Saved entries:
****************************************

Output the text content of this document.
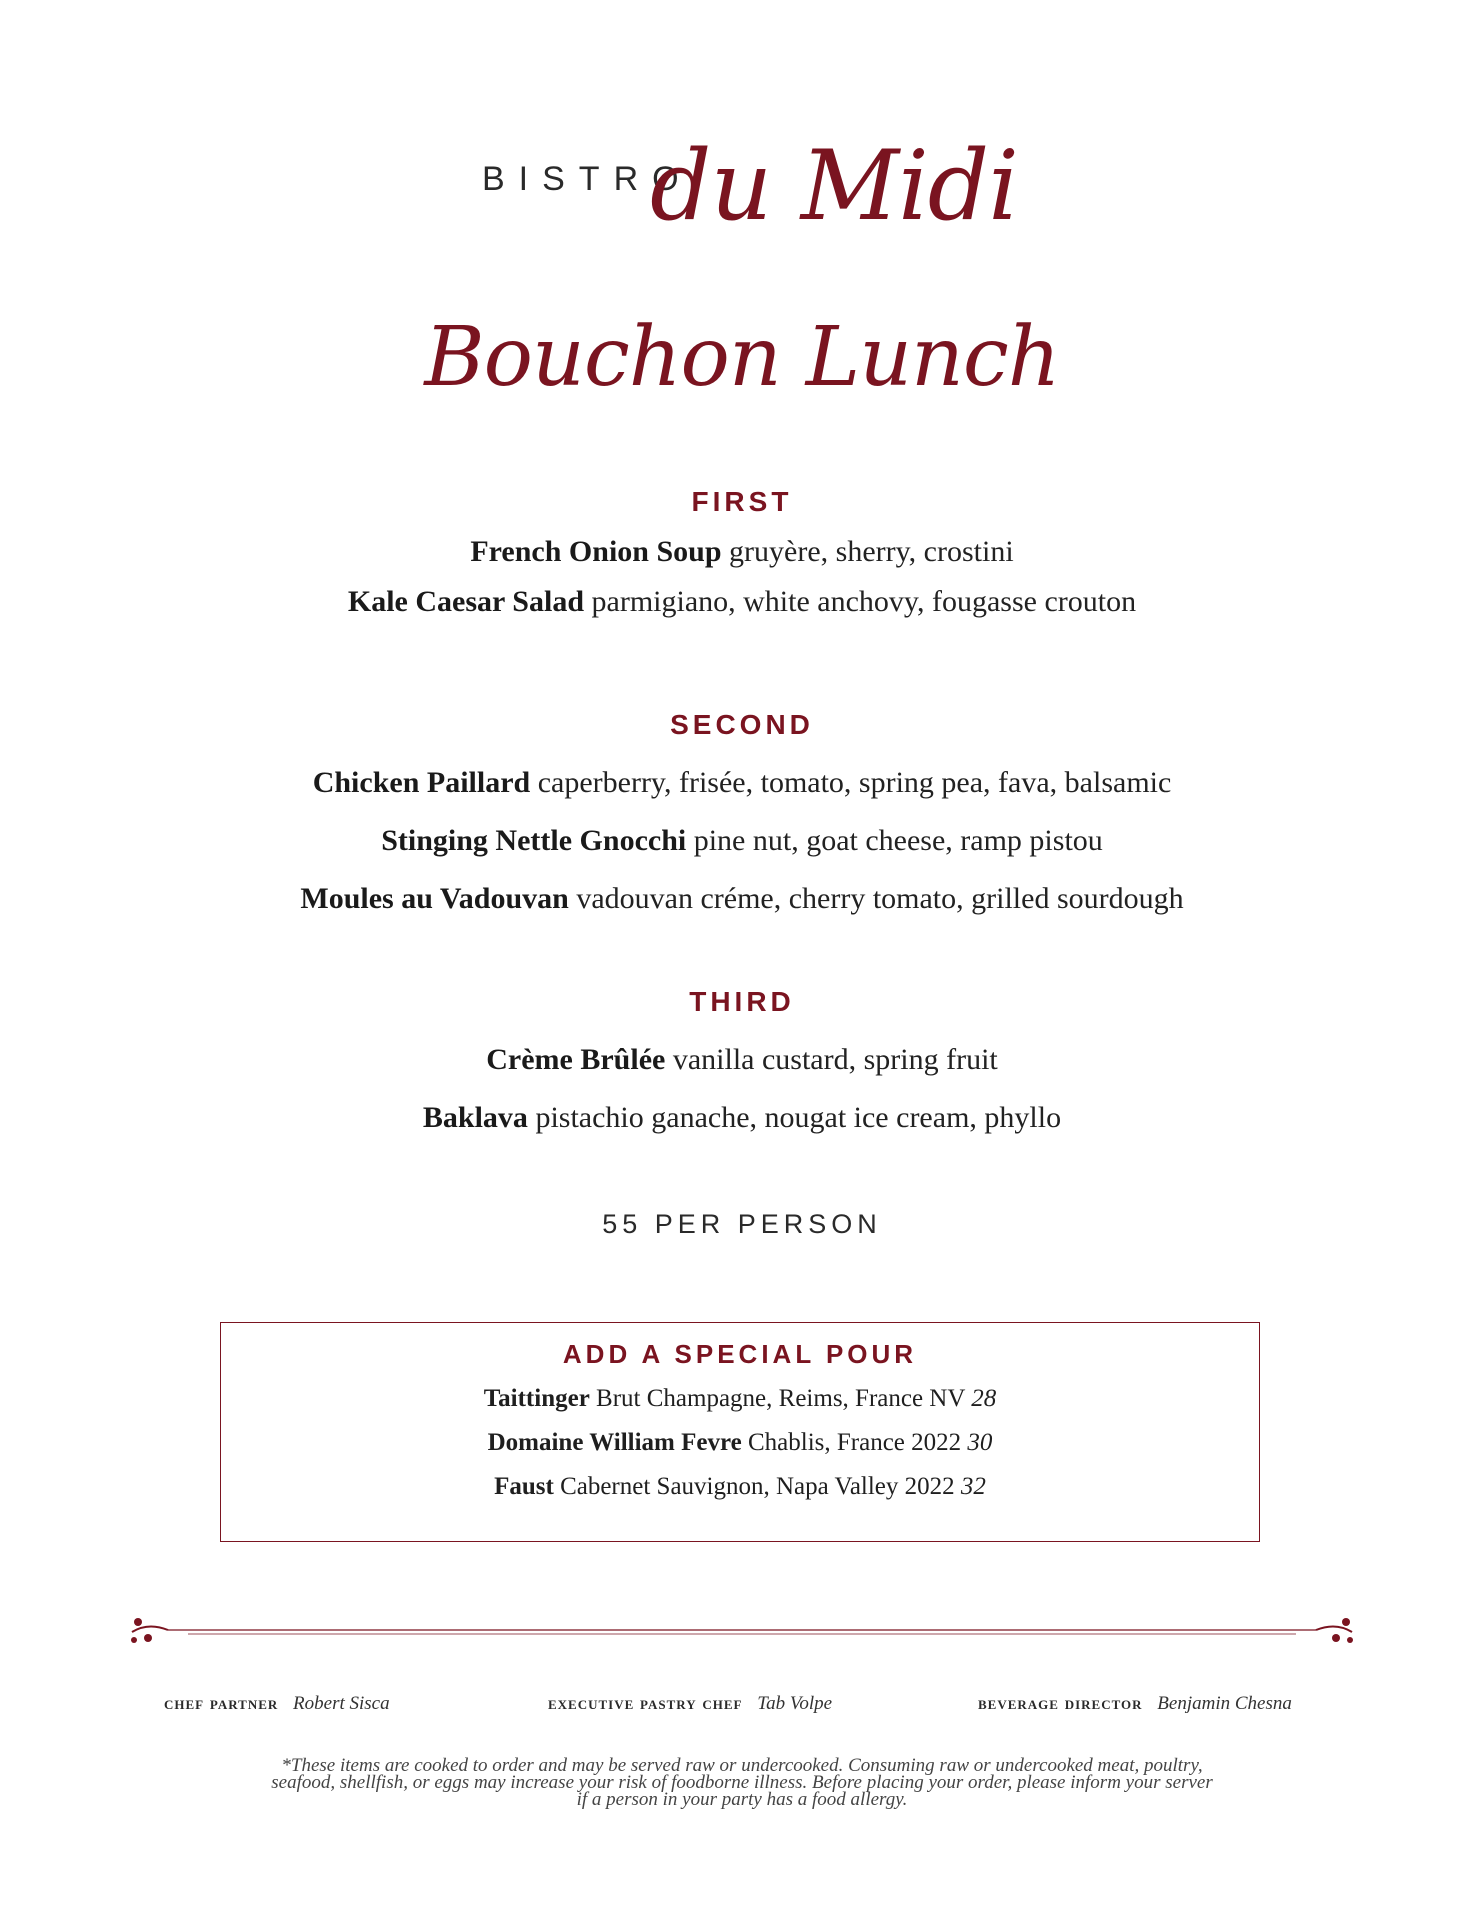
BISTRO
du Midi
Bouchon Lunch
FIRST
French Onion Soup gruyère, sherry, crostini
Kale Caesar Salad parmigiano, white anchovy, fougasse crouton
SECOND
Chicken Paillard caperberry, frisée, tomato, spring pea, fava, balsamic
Stinging Nettle Gnocchi pine nut, goat cheese, ramp pistou
Moules au Vadouvan vadouvan créme, cherry tomato, grilled sourdough
THIRD
Crème Brûlée vanilla custard, spring fruit
Baklava pistachio ganache, nougat ice cream, phyllo
55 PER PERSON
ADD A SPECIAL POUR
Taittinger Brut Champagne, Reims, France NV 28
Domaine William Fevre Chablis, France 2022 30
Faust Cabernet Sauvignon, Napa Valley 2022 32
chef partner Robert Sisca	executive pastry chef Tab Volpe	beverage director Benjamin Chesna
*These items are cooked to order and may be served raw or undercooked. Consuming raw or undercooked meat, poultry,
seafood, shellfish, or eggs may increase your risk of foodborne illness. Before placing your order, please inform your server
if a person in your party has a food allergy.
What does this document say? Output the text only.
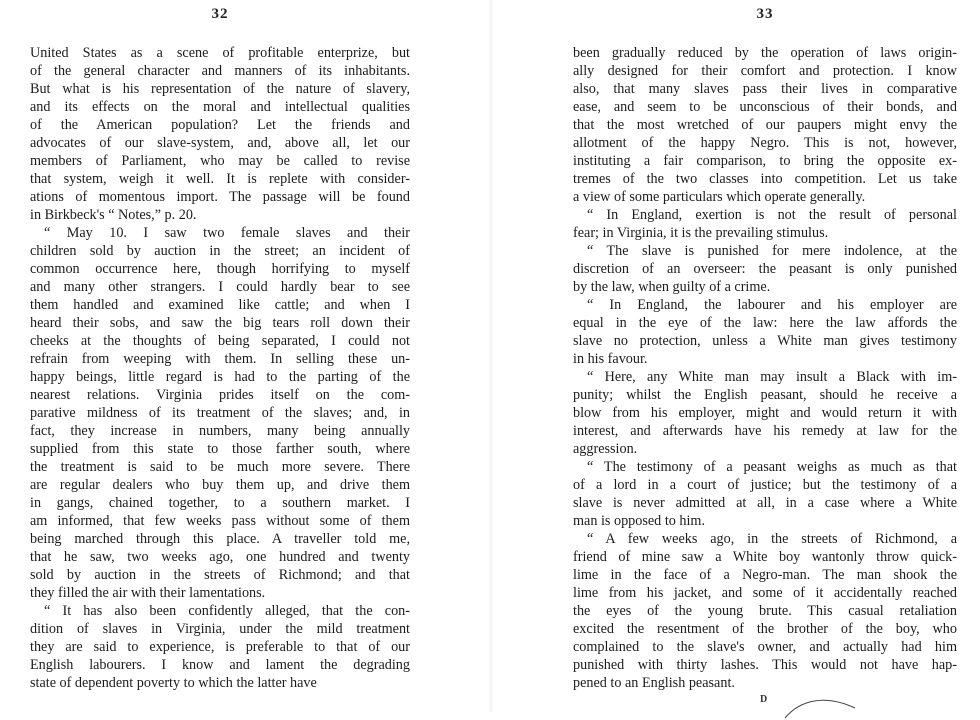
32
United States as a scene of profitable enterprize, but
of the general character and manners of its inhabitants.
But what is his representation of the nature of slavery,
and its effects on the moral and intellectual qualities
of the American population? Let the friends and
advocates of our slave-system, and, above all, let our
members of Parliament, who may be called to revise
that system, weigh it well. It is replete with consider-
ations of momentous import. The passage will be found
in Birkbeck's “ Notes,” p. 20.
“ May 10. I saw two female slaves and their
children sold by auction in the street; an incident of
common occurrence here, though horrifying to myself
and many other strangers. I could hardly bear to see
them handled and examined like cattle; and when I
heard their sobs, and saw the big tears roll down their
cheeks at the thoughts of being separated, I could not
refrain from weeping with them. In selling these un-
happy beings, little regard is had to the parting of the
nearest relations. Virginia prides itself on the com-
parative mildness of its treatment of the slaves; and, in
fact, they increase in numbers, many being annually
supplied from this state to those farther south, where
the treatment is said to be much more severe. There
are regular dealers who buy them up, and drive them
in gangs, chained together, to a southern market. I
am informed, that few weeks pass without some of them
being marched through this place. A traveller told me,
that he saw, two weeks ago, one hundred and twenty
sold by auction in the streets of Richmond; and that
they filled the air with their lamentations.
“ It has also been confidently alleged, that the con-
dition of slaves in Virginia, under the mild treatment
they are said to experience, is preferable to that of our
English labourers. I know and lament the degrading
state of dependent poverty to which the latter have
33
been gradually reduced by the operation of laws origin-
ally designed for their comfort and protection. I know
also, that many slaves pass their lives in comparative
ease, and seem to be unconscious of their bonds, and
that the most wretched of our paupers might envy the
allotment of the happy Negro. This is not, however,
instituting a fair comparison, to bring the opposite ex-
tremes of the two classes into competition. Let us take
a view of some particulars which operate generally.
“ In England, exertion is not the result of personal
fear; in Virginia, it is the prevailing stimulus.
“ The slave is punished for mere indolence, at the
discretion of an overseer: the peasant is only punished
by the law, when guilty of a crime.
“ In England, the labourer and his employer are
equal in the eye of the law: here the law affords the
slave no protection, unless a White man gives testimony
in his favour.
“ Here, any White man may insult a Black with im-
punity; whilst the English peasant, should he receive a
blow from his employer, might and would return it with
interest, and afterwards have his remedy at law for the
aggression.
“ The testimony of a peasant weighs as much as that
of a lord in a court of justice; but the testimony of a
slave is never admitted at all, in a case where a White
man is opposed to him.
“ A few weeks ago, in the streets of Richmond, a
friend of mine saw a White boy wantonly throw quick-
lime in the face of a Negro-man. The man shook the
lime from his jacket, and some of it accidentally reached
the eyes of the young brute. This casual retaliation
excited the resentment of the brother of the boy, who
complained to the slave's owner, and actually had him
punished with thirty lashes. This would not have hap-
pened to an English peasant.
D
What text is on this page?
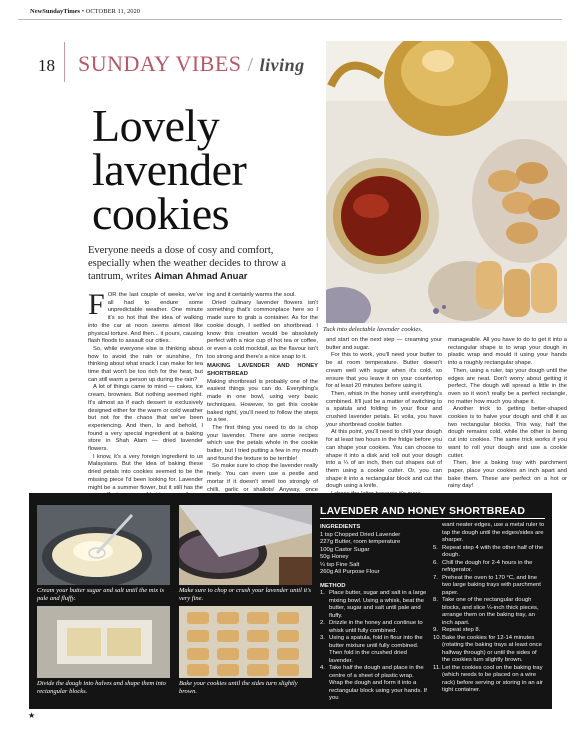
NewSundayTimes • OCTOBER 11, 2020
18 SUNDAY VIBES / living
Tuck into delectable lavender cookies.
Lovely
lavender
cookies
Everyone needs a dose of cosy and comfort, especially when the weather decides to throw a tantrum, writes Aiman Ahmad Anuar
F OR the last couple of weeks, we've all had to endure some unpredictable weather. One minute it's so hot that the idea of walking into the car at noon seems almost like physical torture. And then... it pours, causing flash floods to assault our cities.

So, while everyone else is thinking about how to avoid the rain or sunshine, I'm thinking about what snack I can make for tea time that won't be too rich for the heat, but can still warm a person up during the rain?

A lot of things came to mind — cakes, ice cream, brownies. But nothing seemed right. It's almost as if each dessert is exclusively designed either for the warm or cold weather but not for the chaos that we've been experiencing. And then, lo and behold, I found a very special ingredient at a baking store in Shah Alam — dried lavender flowers.

I know, it's a very foreign ingredient to us Malaysians. But the idea of baking these dried petals into cookies seemed to be the missing piece I'd been looking for. Lavender might be a summer flower, but it still has the

ing and it certainly warms the soul.

Dried culinary lavender flowers isn't something that's commonplace here so I made sure to grab a container. As for the cookie dough, I settled on shortbread. I know this creation would be absolutely perfect with a nice cup of hot tea or coffee, or even a cold mocktail, as the flavour isn't too strong and there's a nice snap to it.

MAKING LAVENDER AND HONEY SHORTBREAD

Making shortbread is probably one of the easiest things you can do. Everything's made in one bowl, using very basic techniques. However, to get this cookie baked right, you'll need to follow the steps to a tee.

The first thing you need to do is chop your lavender. There are some recipes which use the petals whole in the cookie batter, but I tried putting a few in my mouth and found the texture to be terrible!

So make sure to chop the lavender really finely. You can even use a pestle and mortar if it doesn't smell too strongly of chilli, garlic or shallots! Anyway, once

and start on the next step — creaming your butter and sugar.

For this to work, you'll need your butter to be at room temperature. Butter doesn't cream well with sugar when it's cold, so ensure that you leave it on your countertop for at least 20 minutes before using it.

Then, whisk in the honey until everything's combined. It'll just be a matter of switching to a spatula and folding in your flour and crushed lavender petals. Et voila, you have your shortbread cookie batter.

At this point, you'll need to chill your dough for at least two hours in the fridge before you can shape your cookies. You can choose to shape it into a disk and roll out your dough into a ¼ of an inch, then cut shapes out of them using a cookie cutter. Or, you can shape it into a rectangular block and cut the dough using a knife.

manageable. All you have to do to get it into a rectangular shape is to wrap your dough in plastic wrap and mould it using your hands into a roughly rectangular shape.

Then, using a ruler, tap your dough until the edges are neat. Don't worry about getting it perfect. The dough will spread a little in the oven so it won't really be a perfect rectangle, no matter how much you shape it.

Another trick to getting better-shaped cookies is to halve your dough and chill it as two rectangular blocks. This way, half the dough remains cold, while the other is being cut into cookies. The same trick works if you want to roll your dough and use a cookie cutter.

Then, line a baking tray with parchment paper, place your cookies an inch apart and bake them. These are perfect on a hot or rainy day!

Cream your butter sugar and salt until the mix is pale and fluffy.
Make sure to chop or crush your lavender until it's very fine.
Divide the dough into halves and shape them into rectangular blocks.
Bake your cookies until the sides turn slightly brown.
LAVENDER AND HONEY SHORTBREAD
INGREDIENTS
1 tsp Chopped Dried Lavender
227g Butter, room temperature
100g Castor Sugar
50g Honey
¼ tsp Fine Salt
260g All Purpose Flour
METHOD
1. Place butter, sugar and salt in a large mixing bowl. Using a whisk, beat the butter, sugar and salt until pale and fluffy.
2. Drizzle in the honey and continue to whisk until fully combined.
3. Using a spatula, fold in flour into the butter mixture until fully combined. Then fold in the crushed dried lavender.
4. Take half the dough and place in the centre of a sheet of plastic wrap. Wrap the dough and form it into a rectangular block using your hands. If you
want neater edges, use a metal ruler to tap the dough until the edges/sides are sharper.
5. Repeat step 4 with the other half of the dough.
6. Chill the dough for 2-4 hours in the refrigerator.
7. Preheat the oven to 170 °C, and line two large baking trays with parchment paper.
8. Take one of the rectangular dough blocks, and slice ¼-inch thick pieces, arrange them on the baking tray, an inch apart.
9. Repeat step 8.
10. Bake the cookies for 12-14 minutes (rotating the baking trays at least once halfway through) or until the sides of the cookies turn slightly brown.
11. Let the cookies cool on the baking tray (which needs to be placed on a wire rack) before serving or storing in an air tight container.
★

****************************************

__What you have to do__
Go through the material and copy out every line with "really" in it.

__Exercise result__
So make sure to chop the lavender really finely. You can even use a pestle and mortar if it doesn't smell too strongly of chilli, garlic or shallots! Anyway, once
Then, using a ruler, tap your dough until the edges are neat. Don't worry about getting it perfect. The dough will spread a little in the oven so it won't really be a perfect rectangle, no matter how much you shape it.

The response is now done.